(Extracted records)
# # # # #

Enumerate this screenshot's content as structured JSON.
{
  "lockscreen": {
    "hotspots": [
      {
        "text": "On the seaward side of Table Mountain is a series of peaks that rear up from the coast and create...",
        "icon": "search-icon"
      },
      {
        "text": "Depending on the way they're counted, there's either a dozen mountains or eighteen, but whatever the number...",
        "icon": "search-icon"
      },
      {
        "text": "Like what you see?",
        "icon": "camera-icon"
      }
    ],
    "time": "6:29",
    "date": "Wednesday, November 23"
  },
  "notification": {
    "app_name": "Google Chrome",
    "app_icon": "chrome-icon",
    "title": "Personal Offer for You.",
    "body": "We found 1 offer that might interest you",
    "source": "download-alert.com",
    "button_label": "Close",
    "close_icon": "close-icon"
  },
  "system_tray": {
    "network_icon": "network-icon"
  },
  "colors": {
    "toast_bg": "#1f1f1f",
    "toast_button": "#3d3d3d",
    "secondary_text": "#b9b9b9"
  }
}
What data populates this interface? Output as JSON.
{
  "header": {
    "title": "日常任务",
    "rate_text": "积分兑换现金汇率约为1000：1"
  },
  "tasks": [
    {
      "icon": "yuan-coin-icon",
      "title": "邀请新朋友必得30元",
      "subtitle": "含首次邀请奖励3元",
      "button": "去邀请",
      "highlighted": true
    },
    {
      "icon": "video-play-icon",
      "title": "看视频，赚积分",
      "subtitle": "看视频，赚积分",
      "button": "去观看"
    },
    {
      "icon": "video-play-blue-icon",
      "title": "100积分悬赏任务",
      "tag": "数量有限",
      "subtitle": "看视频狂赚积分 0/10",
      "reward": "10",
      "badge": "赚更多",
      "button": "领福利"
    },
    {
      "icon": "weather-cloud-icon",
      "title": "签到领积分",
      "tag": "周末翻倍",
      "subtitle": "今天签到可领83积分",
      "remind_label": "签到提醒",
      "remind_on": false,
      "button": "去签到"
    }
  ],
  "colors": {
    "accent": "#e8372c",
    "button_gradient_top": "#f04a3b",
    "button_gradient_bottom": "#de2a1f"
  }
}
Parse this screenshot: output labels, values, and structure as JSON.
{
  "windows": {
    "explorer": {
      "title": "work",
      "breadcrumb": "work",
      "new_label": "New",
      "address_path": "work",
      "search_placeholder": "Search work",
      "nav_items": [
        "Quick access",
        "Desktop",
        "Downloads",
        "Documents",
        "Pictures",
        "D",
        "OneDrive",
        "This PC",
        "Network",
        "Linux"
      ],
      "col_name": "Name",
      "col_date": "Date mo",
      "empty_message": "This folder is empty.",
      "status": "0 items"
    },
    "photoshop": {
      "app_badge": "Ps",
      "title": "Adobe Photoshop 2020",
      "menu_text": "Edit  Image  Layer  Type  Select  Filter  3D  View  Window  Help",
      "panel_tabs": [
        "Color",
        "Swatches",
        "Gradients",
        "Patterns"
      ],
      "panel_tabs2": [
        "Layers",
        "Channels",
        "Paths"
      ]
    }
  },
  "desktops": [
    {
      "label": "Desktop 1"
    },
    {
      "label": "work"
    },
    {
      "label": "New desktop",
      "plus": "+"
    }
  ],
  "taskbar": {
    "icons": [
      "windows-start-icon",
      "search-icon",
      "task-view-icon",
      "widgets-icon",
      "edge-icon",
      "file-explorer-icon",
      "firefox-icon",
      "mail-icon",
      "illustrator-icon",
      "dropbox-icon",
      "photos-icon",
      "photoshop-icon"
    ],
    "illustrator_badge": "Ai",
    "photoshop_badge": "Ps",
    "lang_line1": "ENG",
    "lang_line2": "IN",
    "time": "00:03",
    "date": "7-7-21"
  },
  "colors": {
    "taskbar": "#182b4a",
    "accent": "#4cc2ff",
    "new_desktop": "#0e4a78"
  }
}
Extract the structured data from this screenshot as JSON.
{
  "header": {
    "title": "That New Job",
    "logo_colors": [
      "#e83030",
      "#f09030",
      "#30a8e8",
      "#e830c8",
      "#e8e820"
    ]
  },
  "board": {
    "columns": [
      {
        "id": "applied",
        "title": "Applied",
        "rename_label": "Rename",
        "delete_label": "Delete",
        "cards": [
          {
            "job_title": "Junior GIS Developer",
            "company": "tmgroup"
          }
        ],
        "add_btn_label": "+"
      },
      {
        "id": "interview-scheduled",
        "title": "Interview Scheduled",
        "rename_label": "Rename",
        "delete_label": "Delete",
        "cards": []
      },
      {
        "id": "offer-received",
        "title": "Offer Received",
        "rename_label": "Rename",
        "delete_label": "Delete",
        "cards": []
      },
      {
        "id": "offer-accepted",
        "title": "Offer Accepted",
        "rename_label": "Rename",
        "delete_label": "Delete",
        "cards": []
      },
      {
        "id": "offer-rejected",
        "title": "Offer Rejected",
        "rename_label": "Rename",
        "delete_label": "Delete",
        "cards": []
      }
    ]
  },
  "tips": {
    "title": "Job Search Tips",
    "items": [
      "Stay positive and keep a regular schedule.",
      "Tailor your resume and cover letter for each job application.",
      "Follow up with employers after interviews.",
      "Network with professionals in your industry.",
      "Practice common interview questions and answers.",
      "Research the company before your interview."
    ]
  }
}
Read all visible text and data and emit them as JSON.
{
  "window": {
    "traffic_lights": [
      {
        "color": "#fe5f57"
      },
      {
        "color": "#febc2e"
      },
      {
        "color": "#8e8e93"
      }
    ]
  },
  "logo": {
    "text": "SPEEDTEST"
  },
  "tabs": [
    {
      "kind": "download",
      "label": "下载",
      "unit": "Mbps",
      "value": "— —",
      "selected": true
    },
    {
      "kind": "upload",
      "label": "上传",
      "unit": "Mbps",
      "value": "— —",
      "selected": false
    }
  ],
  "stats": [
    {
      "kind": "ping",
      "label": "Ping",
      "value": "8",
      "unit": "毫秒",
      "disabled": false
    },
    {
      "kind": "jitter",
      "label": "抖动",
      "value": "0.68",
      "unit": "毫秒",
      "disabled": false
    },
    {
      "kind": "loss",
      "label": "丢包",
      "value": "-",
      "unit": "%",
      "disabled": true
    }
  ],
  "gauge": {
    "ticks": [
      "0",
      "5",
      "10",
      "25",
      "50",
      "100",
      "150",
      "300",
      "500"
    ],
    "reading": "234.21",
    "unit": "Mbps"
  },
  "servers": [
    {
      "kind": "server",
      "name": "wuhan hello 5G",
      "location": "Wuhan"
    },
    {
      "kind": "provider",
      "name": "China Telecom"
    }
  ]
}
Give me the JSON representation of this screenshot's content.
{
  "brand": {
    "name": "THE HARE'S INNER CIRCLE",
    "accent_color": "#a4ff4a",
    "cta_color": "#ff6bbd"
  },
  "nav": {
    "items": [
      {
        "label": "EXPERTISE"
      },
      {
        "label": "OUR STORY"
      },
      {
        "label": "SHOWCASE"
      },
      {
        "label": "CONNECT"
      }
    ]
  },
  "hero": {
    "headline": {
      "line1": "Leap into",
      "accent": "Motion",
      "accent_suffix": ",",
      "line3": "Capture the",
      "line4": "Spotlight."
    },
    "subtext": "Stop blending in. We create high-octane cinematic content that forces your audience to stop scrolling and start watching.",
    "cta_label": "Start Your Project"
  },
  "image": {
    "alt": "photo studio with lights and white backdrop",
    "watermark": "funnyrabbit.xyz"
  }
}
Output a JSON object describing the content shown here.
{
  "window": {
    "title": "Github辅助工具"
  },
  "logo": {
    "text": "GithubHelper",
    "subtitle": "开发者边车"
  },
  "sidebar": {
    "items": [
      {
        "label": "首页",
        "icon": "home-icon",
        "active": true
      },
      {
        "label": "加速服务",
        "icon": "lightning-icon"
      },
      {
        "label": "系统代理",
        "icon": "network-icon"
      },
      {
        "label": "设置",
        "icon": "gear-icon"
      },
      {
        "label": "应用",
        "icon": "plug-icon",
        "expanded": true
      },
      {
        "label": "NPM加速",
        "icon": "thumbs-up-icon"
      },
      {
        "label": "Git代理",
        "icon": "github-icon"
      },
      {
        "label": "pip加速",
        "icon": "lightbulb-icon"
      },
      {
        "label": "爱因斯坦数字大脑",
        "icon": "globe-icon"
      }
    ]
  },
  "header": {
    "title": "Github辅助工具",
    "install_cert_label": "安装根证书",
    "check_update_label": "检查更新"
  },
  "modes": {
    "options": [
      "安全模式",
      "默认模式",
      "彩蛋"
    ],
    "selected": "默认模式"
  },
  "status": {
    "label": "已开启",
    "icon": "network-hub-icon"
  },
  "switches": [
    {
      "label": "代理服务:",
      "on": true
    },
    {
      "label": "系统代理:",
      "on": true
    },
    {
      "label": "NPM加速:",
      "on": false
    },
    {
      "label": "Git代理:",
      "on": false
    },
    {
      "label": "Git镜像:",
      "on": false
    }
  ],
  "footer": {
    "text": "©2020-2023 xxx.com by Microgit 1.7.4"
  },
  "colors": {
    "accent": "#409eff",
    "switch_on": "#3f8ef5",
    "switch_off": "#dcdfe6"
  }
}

# # # # #

● **Aim of the task**
Search the data above for the string "screenshot" and copy each line that has it.

● **Task result**
Enumerate this screenshot's content as structured JSON.
Parse this screenshot: output labels, values, and structure as JSON.
Extract the structured data from this screenshot as JSON.
Give me the JSON representation of this screenshot's content.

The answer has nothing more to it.